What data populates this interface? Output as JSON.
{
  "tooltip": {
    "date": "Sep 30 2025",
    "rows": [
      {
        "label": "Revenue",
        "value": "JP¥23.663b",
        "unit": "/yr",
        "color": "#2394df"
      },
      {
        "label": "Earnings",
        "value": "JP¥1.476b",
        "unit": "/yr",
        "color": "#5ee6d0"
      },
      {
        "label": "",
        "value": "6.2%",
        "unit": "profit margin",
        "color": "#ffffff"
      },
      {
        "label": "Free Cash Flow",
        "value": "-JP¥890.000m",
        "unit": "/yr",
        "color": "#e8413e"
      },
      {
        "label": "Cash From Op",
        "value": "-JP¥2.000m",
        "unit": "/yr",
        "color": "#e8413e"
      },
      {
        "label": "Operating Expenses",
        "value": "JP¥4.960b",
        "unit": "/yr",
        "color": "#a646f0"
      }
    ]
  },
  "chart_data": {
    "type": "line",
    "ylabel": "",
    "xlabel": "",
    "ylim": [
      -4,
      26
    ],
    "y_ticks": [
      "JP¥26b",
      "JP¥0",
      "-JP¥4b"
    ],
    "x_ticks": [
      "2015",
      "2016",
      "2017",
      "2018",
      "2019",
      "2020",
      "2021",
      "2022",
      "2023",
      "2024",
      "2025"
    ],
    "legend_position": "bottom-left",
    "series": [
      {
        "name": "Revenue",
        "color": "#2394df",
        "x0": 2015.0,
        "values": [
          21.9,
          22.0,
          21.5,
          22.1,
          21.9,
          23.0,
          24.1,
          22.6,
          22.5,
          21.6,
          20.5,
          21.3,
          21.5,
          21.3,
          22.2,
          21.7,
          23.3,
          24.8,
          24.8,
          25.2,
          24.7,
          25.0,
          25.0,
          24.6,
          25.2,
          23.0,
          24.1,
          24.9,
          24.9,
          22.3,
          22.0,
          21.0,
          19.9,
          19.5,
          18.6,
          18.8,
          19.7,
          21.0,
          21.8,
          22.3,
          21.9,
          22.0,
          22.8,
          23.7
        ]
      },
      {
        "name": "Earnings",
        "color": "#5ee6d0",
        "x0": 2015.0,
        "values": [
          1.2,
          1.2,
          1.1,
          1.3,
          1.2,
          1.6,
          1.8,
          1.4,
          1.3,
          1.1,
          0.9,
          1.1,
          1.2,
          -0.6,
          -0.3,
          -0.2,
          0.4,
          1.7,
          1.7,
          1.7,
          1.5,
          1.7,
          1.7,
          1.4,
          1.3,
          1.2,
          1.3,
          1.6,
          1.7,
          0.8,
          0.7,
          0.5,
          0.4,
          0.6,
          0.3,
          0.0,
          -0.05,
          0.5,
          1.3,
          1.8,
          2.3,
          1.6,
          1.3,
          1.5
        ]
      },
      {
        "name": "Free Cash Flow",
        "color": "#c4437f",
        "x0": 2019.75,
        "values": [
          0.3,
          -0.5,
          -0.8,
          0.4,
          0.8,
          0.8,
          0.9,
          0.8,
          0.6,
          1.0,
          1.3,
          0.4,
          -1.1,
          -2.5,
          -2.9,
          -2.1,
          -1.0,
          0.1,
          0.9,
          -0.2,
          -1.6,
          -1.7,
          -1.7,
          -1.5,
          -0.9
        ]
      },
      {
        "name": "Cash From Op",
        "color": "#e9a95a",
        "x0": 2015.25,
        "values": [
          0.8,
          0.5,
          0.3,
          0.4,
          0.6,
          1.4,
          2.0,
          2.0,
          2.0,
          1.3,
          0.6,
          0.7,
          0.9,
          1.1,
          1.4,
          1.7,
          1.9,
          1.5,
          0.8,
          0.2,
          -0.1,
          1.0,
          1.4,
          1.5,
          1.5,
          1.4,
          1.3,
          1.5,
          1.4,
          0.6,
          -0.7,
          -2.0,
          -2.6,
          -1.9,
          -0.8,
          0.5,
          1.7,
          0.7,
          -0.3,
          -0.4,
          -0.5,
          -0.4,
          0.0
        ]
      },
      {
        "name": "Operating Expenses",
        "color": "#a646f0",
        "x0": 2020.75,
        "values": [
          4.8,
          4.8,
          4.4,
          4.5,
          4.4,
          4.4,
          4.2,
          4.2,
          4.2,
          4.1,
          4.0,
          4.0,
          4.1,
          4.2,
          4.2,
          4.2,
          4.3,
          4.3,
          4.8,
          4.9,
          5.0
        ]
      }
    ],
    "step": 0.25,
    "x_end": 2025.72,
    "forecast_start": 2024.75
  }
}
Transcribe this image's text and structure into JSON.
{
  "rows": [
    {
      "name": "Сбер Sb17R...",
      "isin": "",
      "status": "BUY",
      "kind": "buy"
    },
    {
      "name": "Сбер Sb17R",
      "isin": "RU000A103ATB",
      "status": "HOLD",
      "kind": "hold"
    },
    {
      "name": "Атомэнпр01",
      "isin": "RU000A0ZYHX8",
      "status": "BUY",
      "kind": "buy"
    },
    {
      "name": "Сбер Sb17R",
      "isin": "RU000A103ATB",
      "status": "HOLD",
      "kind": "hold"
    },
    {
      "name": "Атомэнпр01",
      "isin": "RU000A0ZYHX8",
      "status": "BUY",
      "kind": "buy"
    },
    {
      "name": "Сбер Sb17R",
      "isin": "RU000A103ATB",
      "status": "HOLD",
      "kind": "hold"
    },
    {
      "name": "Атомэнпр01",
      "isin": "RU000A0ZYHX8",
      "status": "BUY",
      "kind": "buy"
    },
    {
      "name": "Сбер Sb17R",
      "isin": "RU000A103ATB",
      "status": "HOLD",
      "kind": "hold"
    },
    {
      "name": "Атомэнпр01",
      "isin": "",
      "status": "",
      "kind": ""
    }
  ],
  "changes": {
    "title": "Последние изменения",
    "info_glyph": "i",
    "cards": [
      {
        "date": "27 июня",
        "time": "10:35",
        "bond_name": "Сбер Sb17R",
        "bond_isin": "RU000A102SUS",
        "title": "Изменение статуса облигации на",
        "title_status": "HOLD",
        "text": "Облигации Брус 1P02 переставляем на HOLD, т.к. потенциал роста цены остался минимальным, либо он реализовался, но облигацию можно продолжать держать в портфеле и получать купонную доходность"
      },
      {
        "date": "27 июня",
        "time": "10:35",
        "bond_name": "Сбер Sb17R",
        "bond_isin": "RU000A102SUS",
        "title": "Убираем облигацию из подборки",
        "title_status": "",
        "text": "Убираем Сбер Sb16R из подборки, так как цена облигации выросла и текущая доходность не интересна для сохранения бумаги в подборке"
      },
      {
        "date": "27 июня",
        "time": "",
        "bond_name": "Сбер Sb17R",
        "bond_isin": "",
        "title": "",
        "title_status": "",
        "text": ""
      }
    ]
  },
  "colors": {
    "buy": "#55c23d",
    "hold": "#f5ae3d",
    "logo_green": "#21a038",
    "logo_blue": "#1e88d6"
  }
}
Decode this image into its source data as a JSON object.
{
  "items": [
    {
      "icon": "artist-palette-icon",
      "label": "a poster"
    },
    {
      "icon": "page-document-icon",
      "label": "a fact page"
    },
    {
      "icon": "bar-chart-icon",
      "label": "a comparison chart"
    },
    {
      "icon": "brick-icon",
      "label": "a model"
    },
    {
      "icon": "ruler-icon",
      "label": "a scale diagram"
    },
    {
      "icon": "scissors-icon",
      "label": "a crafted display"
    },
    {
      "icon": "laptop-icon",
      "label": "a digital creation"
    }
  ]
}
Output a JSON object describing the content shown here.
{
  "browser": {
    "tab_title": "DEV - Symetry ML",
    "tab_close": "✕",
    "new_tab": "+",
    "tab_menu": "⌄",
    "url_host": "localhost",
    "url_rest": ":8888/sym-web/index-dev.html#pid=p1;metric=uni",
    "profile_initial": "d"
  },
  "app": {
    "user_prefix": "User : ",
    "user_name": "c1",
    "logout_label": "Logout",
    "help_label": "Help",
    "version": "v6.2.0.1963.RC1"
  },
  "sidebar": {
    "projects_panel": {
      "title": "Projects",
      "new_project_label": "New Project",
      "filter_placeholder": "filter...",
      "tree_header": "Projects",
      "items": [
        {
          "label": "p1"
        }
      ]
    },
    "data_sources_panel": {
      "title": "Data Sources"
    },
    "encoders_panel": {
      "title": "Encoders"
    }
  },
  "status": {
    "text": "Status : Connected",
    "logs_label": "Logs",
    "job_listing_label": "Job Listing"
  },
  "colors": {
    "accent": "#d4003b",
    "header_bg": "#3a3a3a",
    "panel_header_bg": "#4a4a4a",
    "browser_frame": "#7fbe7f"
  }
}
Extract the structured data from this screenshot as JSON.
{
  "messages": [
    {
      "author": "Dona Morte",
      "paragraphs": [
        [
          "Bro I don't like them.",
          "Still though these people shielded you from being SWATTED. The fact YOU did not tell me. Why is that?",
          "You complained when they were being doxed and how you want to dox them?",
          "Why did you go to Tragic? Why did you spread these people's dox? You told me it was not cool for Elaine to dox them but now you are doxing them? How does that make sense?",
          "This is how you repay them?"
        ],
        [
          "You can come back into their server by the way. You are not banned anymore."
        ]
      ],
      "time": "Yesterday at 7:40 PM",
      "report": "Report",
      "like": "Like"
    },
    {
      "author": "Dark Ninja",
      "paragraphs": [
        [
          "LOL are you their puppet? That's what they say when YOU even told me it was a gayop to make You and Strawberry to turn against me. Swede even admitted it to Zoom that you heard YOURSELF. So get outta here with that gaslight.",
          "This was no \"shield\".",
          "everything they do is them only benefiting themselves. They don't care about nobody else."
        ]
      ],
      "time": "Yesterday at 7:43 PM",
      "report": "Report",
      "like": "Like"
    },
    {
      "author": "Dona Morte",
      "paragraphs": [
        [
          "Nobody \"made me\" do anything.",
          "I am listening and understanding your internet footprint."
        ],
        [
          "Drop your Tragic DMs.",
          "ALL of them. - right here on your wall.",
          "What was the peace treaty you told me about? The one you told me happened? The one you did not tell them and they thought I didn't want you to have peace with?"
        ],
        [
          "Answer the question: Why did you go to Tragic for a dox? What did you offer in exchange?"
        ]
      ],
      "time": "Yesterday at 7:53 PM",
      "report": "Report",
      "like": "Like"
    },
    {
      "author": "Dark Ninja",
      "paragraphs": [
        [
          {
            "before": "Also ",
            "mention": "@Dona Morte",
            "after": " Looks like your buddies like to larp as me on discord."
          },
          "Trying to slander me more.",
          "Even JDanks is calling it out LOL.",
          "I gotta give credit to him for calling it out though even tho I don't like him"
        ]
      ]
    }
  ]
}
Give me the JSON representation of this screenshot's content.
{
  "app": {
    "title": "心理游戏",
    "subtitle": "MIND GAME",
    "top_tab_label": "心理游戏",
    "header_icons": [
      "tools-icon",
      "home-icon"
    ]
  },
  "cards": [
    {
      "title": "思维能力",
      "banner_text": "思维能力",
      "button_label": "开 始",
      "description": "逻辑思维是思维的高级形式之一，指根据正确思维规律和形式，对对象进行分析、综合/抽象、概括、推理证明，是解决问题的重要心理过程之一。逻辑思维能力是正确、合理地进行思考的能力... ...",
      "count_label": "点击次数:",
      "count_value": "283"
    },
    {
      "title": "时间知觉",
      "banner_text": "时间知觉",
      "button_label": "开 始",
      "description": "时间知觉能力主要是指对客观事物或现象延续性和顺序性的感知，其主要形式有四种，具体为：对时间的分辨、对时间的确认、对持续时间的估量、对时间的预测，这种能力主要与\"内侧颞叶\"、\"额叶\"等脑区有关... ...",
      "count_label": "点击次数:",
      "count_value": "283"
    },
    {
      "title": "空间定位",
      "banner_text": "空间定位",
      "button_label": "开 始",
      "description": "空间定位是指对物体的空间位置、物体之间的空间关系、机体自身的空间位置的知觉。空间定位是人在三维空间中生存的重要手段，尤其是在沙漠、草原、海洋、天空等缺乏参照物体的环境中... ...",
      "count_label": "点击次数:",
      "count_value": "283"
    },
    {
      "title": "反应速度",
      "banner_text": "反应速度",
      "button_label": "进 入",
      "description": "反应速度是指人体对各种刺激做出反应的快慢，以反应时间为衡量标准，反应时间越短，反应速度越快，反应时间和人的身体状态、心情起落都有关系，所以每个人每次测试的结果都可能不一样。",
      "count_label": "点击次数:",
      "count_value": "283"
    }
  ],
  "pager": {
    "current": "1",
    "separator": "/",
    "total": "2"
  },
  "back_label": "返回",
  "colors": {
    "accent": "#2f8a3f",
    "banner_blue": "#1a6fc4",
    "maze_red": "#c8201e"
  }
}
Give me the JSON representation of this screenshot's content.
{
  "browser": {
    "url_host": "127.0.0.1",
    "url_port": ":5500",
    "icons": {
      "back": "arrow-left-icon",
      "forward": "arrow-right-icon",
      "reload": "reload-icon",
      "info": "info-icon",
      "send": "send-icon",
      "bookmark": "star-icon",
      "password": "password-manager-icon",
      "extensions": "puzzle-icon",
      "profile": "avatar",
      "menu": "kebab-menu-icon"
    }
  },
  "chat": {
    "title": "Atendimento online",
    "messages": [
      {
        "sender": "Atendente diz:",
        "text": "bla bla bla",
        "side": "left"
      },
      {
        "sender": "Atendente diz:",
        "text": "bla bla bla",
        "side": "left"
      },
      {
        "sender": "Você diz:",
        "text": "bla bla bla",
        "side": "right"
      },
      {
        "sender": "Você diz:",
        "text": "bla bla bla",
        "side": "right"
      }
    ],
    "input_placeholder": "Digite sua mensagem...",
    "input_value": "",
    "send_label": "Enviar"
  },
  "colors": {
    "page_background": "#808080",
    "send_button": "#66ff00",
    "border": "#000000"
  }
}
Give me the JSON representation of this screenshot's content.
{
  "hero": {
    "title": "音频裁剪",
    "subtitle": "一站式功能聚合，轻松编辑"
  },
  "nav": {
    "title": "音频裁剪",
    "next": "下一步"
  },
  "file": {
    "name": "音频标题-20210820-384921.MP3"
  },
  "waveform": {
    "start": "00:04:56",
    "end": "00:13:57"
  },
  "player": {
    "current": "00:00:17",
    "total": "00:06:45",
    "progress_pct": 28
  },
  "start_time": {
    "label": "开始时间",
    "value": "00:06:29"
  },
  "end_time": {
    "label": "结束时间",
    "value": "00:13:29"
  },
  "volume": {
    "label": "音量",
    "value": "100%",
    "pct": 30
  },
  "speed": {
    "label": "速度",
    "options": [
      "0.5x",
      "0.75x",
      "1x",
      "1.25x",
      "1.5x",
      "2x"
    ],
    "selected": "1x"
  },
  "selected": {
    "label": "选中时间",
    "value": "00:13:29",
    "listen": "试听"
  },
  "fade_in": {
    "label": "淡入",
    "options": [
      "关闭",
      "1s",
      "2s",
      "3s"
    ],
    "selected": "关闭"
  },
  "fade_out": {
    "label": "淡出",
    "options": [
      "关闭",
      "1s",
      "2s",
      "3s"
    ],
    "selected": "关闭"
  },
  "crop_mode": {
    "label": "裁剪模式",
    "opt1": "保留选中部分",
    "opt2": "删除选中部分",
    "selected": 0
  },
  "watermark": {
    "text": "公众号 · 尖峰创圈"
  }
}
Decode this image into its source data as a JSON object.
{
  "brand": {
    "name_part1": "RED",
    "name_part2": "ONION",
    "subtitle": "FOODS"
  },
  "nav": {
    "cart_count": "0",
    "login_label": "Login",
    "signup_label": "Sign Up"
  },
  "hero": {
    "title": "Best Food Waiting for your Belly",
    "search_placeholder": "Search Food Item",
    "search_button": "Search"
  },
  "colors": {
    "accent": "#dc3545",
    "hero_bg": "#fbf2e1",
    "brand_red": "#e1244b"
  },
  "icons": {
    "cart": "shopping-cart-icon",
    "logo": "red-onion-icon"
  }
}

■ ■ ■

Exercise brief — Which lines hold the string "Expenses"? Copy all of them from the data above.

The output —
        "label": "Operating Expenses",
        "name": "Operating Expenses",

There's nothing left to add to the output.